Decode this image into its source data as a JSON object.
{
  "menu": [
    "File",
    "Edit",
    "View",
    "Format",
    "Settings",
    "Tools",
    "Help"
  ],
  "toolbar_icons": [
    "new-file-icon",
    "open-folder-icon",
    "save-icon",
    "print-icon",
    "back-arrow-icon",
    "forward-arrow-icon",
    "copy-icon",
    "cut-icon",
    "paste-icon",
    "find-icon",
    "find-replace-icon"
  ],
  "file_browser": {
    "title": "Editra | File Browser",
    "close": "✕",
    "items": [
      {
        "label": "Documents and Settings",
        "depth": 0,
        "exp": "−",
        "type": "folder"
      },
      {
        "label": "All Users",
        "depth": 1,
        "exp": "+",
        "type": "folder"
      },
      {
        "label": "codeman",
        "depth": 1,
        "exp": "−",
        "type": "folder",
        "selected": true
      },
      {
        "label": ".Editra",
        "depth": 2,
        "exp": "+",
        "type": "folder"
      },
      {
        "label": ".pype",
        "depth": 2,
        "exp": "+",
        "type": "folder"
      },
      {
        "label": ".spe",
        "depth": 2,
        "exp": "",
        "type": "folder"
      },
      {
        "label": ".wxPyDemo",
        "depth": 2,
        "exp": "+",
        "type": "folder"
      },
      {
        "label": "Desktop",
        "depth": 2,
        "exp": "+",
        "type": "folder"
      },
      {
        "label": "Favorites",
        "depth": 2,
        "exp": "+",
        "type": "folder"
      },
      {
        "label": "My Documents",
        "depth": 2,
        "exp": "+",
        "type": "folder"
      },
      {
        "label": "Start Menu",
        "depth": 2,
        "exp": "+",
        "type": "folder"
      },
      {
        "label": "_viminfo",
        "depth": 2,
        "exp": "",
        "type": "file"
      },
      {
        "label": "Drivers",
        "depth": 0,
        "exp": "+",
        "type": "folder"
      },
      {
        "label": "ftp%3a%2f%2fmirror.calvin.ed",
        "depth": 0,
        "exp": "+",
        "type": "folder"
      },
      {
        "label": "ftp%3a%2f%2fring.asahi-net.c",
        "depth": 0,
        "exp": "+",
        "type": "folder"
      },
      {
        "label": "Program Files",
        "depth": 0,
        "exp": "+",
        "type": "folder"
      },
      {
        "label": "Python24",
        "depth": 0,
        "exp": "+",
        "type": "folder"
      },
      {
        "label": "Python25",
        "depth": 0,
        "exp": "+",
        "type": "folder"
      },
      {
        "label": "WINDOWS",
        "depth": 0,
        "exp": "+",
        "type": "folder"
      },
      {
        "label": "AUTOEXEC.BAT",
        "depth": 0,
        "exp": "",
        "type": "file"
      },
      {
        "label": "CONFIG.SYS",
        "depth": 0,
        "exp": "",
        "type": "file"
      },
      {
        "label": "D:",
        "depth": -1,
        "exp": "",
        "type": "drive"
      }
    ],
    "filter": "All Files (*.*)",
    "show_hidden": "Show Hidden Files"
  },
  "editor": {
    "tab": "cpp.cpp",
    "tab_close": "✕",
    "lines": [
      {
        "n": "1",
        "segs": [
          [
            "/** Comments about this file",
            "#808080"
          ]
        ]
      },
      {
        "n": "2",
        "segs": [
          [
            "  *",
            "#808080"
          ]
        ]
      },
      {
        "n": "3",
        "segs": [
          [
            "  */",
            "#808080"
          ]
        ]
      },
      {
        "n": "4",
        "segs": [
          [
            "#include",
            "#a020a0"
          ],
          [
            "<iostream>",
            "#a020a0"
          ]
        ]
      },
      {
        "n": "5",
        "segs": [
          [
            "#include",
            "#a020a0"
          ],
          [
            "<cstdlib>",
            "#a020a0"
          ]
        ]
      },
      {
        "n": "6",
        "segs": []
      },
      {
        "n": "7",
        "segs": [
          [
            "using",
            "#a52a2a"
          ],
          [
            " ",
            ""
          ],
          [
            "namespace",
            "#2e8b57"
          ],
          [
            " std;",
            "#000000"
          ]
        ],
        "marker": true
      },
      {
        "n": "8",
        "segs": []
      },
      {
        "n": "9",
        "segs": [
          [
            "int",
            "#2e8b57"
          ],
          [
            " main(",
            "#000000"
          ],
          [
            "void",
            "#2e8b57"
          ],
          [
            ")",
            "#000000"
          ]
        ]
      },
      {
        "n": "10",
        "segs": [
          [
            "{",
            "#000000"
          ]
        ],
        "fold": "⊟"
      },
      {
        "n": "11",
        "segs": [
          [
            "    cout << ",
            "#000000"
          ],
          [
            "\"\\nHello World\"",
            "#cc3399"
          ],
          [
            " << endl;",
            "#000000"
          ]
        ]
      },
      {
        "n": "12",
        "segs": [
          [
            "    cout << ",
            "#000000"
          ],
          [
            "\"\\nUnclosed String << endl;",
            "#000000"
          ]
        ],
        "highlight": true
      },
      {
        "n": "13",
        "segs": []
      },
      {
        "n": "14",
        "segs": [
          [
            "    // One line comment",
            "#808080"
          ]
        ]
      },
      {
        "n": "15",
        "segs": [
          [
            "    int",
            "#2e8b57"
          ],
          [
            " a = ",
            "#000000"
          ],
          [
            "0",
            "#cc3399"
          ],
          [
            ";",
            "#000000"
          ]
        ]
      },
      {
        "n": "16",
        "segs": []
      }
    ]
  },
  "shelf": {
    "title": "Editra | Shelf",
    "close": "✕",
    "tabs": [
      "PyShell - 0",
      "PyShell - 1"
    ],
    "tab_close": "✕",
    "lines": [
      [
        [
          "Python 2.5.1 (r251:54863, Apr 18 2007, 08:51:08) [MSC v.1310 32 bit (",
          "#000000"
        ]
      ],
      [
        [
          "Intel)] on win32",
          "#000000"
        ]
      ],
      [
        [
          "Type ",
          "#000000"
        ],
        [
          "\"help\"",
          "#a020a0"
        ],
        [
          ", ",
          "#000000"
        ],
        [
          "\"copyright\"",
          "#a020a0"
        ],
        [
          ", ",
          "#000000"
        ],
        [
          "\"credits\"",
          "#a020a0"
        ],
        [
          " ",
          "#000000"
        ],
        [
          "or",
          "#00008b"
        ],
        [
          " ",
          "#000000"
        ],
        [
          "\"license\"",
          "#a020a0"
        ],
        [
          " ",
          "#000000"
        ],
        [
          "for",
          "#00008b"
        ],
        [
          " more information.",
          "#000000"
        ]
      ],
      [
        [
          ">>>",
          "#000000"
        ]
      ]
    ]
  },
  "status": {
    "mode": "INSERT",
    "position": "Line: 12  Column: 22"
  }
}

● **Aim of the task**:
Repeat every entry exactly, please.

● **Response**:
Decode this image into its source data as a JSON object.
{
  "menu": [
    "File",
    "Edit",
    "View",
    "Format",
    "Settings",
    "Tools",
    "Help"
  ],
  "toolbar_icons": [
    "new-file-icon",
    "open-folder-icon",
    "save-icon",
    "print-icon",
    "back-arrow-icon",
    "forward-arrow-icon",
    "copy-icon",
    "cut-icon",
    "paste-icon",
    "find-icon",
    "find-replace-icon"
  ],
  "file_browser": {
    "title": "Editra | File Browser",
    "close": "✕",
    "items": [
      {
        "label": "Documents and Settings",
        "depth": 0,
        "exp": "−",
        "type": "folder"
      },
      {
        "label": "All Users",
        "depth": 1,
        "exp": "+",
        "type": "folder"
      },
      {
        "label": "codeman",
        "depth": 1,
        "exp": "−",
        "type": "folder",
        "selected": true
      },
      {
        "label": ".Editra",
        "depth": 2,
        "exp": "+",
        "type": "folder"
      },
      {
        "label": ".pype",
        "depth": 2,
        "exp": "+",
        "type": "folder"
      },
      {
        "label": ".spe",
        "depth": 2,
        "exp": "",
        "type": "folder"
      },
      {
        "label": ".wxPyDemo",
        "depth": 2,
        "exp": "+",
        "type": "folder"
      },
      {
        "label": "Desktop",
        "depth": 2,
        "exp": "+",
        "type": "folder"
      },
      {
        "label": "Favorites",
        "depth": 2,
        "exp": "+",
        "type": "folder"
      },
      {
        "label": "My Documents",
        "depth": 2,
        "exp": "+",
        "type": "folder"
      },
      {
        "label": "Start Menu",
        "depth": 2,
        "exp": "+",
        "type": "folder"
      },
      {
        "label": "_viminfo",
        "depth": 2,
        "exp": "",
        "type": "file"
      },
      {
        "label": "Drivers",
        "depth": 0,
        "exp": "+",
        "type": "folder"
      },
      {
        "label": "ftp%3a%2f%2fmirror.calvin.ed",
        "depth": 0,
        "exp": "+",
        "type": "folder"
      },
      {
        "label": "ftp%3a%2f%2fring.asahi-net.c",
        "depth": 0,
        "exp": "+",
        "type": "folder"
      },
      {
        "label": "Program Files",
        "depth": 0,
        "exp": "+",
        "type": "folder"
      },
      {
        "label": "Python24",
        "depth": 0,
        "exp": "+",
        "type": "folder"
      },
      {
        "label": "Python25",
        "depth": 0,
        "exp": "+",
        "type": "folder"
      },
      {
        "label": "WINDOWS",
        "depth": 0,
        "exp": "+",
        "type": "folder"
      },
      {
        "label": "AUTOEXEC.BAT",
        "depth": 0,
        "exp": "",
        "type": "file"
      },
      {
        "label": "CONFIG.SYS",
        "depth": 0,
        "exp": "",
        "type": "file"
      },
      {
        "label": "D:",
        "depth": -1,
        "exp": "",
        "type": "drive"
      }
    ],
    "filter": "All Files (*.*)",
    "show_hidden": "Show Hidden Files"
  },
  "editor": {
    "tab": "cpp.cpp",
    "tab_close": "✕",
    "lines": [
      {
        "n": "1",
        "segs": [
          [
            "/** Comments about this file",
            "#808080"
          ]
        ]
      },
      {
        "n": "2",
        "segs": [
          [
            "  *",
            "#808080"
          ]
        ]
      },
      {
        "n": "3",
        "segs": [
          [
            "  */",
            "#808080"
          ]
        ]
      },
      {
        "n": "4",
        "segs": [
          [
            "#include",
            "#a020a0"
          ],
          [
            "<iostream>",
            "#a020a0"
          ]
        ]
      },
      {
        "n": "5",
        "segs": [
          [
            "#include",
            "#a020a0"
          ],
          [
            "<cstdlib>",
            "#a020a0"
          ]
        ]
      },
      {
        "n": "6",
        "segs": []
      },
      {
        "n": "7",
        "segs": [
          [
            "using",
            "#a52a2a"
          ],
          [
            " ",
            ""
          ],
          [
            "namespace",
            "#2e8b57"
          ],
          [
            " std;",
            "#000000"
          ]
        ],
        "marker": true
      },
      {
        "n": "8",
        "segs": []
      },
      {
        "n": "9",
        "segs": [
          [
            "int",
            "#2e8b57"
          ],
          [
            " main(",
            "#000000"
          ],
          [
            "void",
            "#2e8b57"
          ],
          [
            ")",
            "#000000"
          ]
        ]
      },
      {
        "n": "10",
        "segs": [
          [
            "{",
            "#000000"
          ]
        ],
        "fold": "⊟"
      },
      {
        "n": "11",
        "segs": [
          [
            "    cout << ",
            "#000000"
          ],
          [
            "\"\\nHello World\"",
            "#cc3399"
          ],
          [
            " << endl;",
            "#000000"
          ]
        ]
      },
      {
        "n": "12",
        "segs": [
          [
            "    cout << ",
            "#000000"
          ],
          [
            "\"\\nUnclosed String << endl;",
            "#000000"
          ]
        ],
        "highlight": true
      },
      {
        "n": "13",
        "segs": []
      },
      {
        "n": "14",
        "segs": [
          [
            "    // One line comment",
            "#808080"
          ]
        ]
      },
      {
        "n": "15",
        "segs": [
          [
            "    int",
            "#2e8b57"
          ],
          [
            " a = ",
            "#000000"
          ],
          [
            "0",
            "#cc3399"
          ],
          [
            ";",
            "#000000"
          ]
        ]
      },
      {
        "n": "16",
        "segs": []
      }
    ]
  },
  "shelf": {
    "title": "Editra | Shelf",
    "close": "✕",
    "tabs": [
      "PyShell - 0",
      "PyShell - 1"
    ],
    "tab_close": "✕",
    "lines": [
      [
        [
          "Python 2.5.1 (r251:54863, Apr 18 2007, 08:51:08) [MSC v.1310 32 bit (",
          "#000000"
        ]
      ],
      [
        [
          "Intel)] on win32",
          "#000000"
        ]
      ],
      [
        [
          "Type ",
          "#000000"
        ],
        [
          "\"help\"",
          "#a020a0"
        ],
        [
          ", ",
          "#000000"
        ],
        [
          "\"copyright\"",
          "#a020a0"
        ],
        [
          ", ",
          "#000000"
        ],
        [
          "\"credits\"",
          "#a020a0"
        ],
        [
          " ",
          "#000000"
        ],
        [
          "or",
          "#00008b"
        ],
        [
          " ",
          "#000000"
        ],
        [
          "\"license\"",
          "#a020a0"
        ],
        [
          " ",
          "#000000"
        ],
        [
          "for",
          "#00008b"
        ],
        [
          " more information.",
          "#000000"
        ]
      ],
      [
        [
          ">>>",
          "#000000"
        ]
      ]
    ]
  },
  "status": {
    "mode": "INSERT",
    "position": "Line: 12  Column: 22"
  }
}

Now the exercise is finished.